(Task statement): Reproduce the records below exactly as they appear.
-=-=-=-=-
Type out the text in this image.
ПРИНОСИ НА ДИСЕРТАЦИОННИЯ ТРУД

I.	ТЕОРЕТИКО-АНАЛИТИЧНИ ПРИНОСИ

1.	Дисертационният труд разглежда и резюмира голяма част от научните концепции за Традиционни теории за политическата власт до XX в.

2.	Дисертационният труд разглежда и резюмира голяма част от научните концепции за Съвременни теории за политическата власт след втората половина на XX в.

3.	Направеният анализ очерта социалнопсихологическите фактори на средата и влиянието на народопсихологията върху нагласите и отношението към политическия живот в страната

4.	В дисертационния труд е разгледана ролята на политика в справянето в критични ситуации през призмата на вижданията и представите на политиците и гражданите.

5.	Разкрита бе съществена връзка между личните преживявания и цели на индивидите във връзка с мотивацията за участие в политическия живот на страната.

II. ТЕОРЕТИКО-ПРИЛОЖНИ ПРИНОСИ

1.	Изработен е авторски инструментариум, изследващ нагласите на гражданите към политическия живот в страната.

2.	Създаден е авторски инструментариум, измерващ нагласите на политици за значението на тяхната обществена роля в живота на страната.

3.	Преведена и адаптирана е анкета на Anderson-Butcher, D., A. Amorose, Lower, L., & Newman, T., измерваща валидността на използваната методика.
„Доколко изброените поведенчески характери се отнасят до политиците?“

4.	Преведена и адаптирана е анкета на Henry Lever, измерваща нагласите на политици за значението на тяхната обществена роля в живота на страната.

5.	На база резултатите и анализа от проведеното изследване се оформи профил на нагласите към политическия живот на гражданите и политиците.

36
-=-=-=-=-
(Task result):
Type out the text in this image.
ПРИНОСИ НА ДИСЕРТАЦИОННИЯ ТРУД

I.	ТЕОРЕТИКО-АНАЛИТИЧНИ ПРИНОСИ

1.	Дисертационният труд разглежда и резюмира голяма част от научните концепции за Традиционни теории за политическата власт до XX в.

2.	Дисертационният труд разглежда и резюмира голяма част от научните концепции за Съвременни теории за политическата власт след втората половина на XX в.

3.	Направеният анализ очерта социалнопсихологическите фактори на средата и влиянието на народопсихологията върху нагласите и отношението към политическия живот в страната

4.	В дисертационния труд е разгледана ролята на политика в справянето в критични ситуации през призмата на вижданията и представите на политиците и гражданите.

5.	Разкрита бе съществена връзка между личните преживявания и цели на индивидите във връзка с мотивацията за участие в политическия живот на страната.

II. ТЕОРЕТИКО-ПРИЛОЖНИ ПРИНОСИ

1.	Изработен е авторски инструментариум, изследващ нагласите на гражданите към политическия живот в страната.

2.	Създаден е авторски инструментариум, измерващ нагласите на политици за значението на тяхната обществена роля в живота на страната.

3.	Преведена и адаптирана е анкета на Anderson-Butcher, D., A. Amorose, Lower, L., & Newman, T., измерваща валидността на използваната методика.
„Доколко изброените поведенчески характери се отнасят до политиците?“

4.	Преведена и адаптирана е анкета на Henry Lever, измерваща нагласите на политици за значението на тяхната обществена роля в живота на страната.

5.	На база резултатите и анализа от проведеното изследване се оформи профил на нагласите към политическия живот на гражданите и политиците.

36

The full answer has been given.